Copy every entry exactly as given, minus the images.
---------- RECORDED DATA ----------
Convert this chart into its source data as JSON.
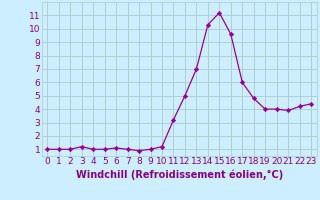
{
  "x": [
    0,
    1,
    2,
    3,
    4,
    5,
    6,
    7,
    8,
    9,
    10,
    11,
    12,
    13,
    14,
    15,
    16,
    17,
    18,
    19,
    20,
    21,
    22,
    23
  ],
  "y": [
    1.0,
    1.0,
    1.0,
    1.2,
    1.0,
    1.0,
    1.1,
    1.0,
    0.9,
    1.0,
    1.2,
    3.2,
    5.0,
    7.0,
    10.3,
    11.2,
    9.6,
    6.0,
    4.8,
    4.0,
    4.0,
    3.9,
    4.2,
    4.4
  ],
  "line_color": "#990099",
  "marker": "D",
  "marker_size": 2.2,
  "bg_color": "#cceeff",
  "grid_color": "#aacccc",
  "xlabel": "Windchill (Refroidissement éolien,°C)",
  "xlabel_color": "#880088",
  "tick_color": "#880088",
  "ylim": [
    0.5,
    12
  ],
  "xlim": [
    -0.5,
    23.5
  ],
  "yticks": [
    1,
    2,
    3,
    4,
    5,
    6,
    7,
    8,
    9,
    10,
    11
  ],
  "xticks": [
    0,
    1,
    2,
    3,
    4,
    5,
    6,
    7,
    8,
    9,
    10,
    11,
    12,
    13,
    14,
    15,
    16,
    17,
    18,
    19,
    20,
    21,
    22,
    23
  ],
  "font_size": 6.5,
  "xlabel_font_size": 7.0
}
----------
* RESPONSE FOR THIS EXERCISE:
Convert this chart into its source data as JSON.
{
  "x": [
    0,
    1,
    2,
    3,
    4,
    5,
    6,
    7,
    8,
    9,
    10,
    11,
    12,
    13,
    14,
    15,
    16,
    17,
    18,
    19,
    20,
    21,
    22,
    23
  ],
  "y": [
    1.0,
    1.0,
    1.0,
    1.2,
    1.0,
    1.0,
    1.1,
    1.0,
    0.9,
    1.0,
    1.2,
    3.2,
    5.0,
    7.0,
    10.3,
    11.2,
    9.6,
    6.0,
    4.8,
    4.0,
    4.0,
    3.9,
    4.2,
    4.4
  ],
  "line_color": "#990099",
  "marker": "D",
  "marker_size": 2.2,
  "bg_color": "#cceeff",
  "grid_color": "#aacccc",
  "xlabel": "Windchill (Refroidissement éolien,°C)",
  "xlabel_color": "#880088",
  "tick_color": "#880088",
  "ylim": [
    0.5,
    12
  ],
  "xlim": [
    -0.5,
    23.5
  ],
  "yticks": [
    1,
    2,
    3,
    4,
    5,
    6,
    7,
    8,
    9,
    10,
    11
  ],
  "xticks": [
    0,
    1,
    2,
    3,
    4,
    5,
    6,
    7,
    8,
    9,
    10,
    11,
    12,
    13,
    14,
    15,
    16,
    17,
    18,
    19,
    20,
    21,
    22,
    23
  ],
  "font_size": 6.5,
  "xlabel_font_size": 7.0
}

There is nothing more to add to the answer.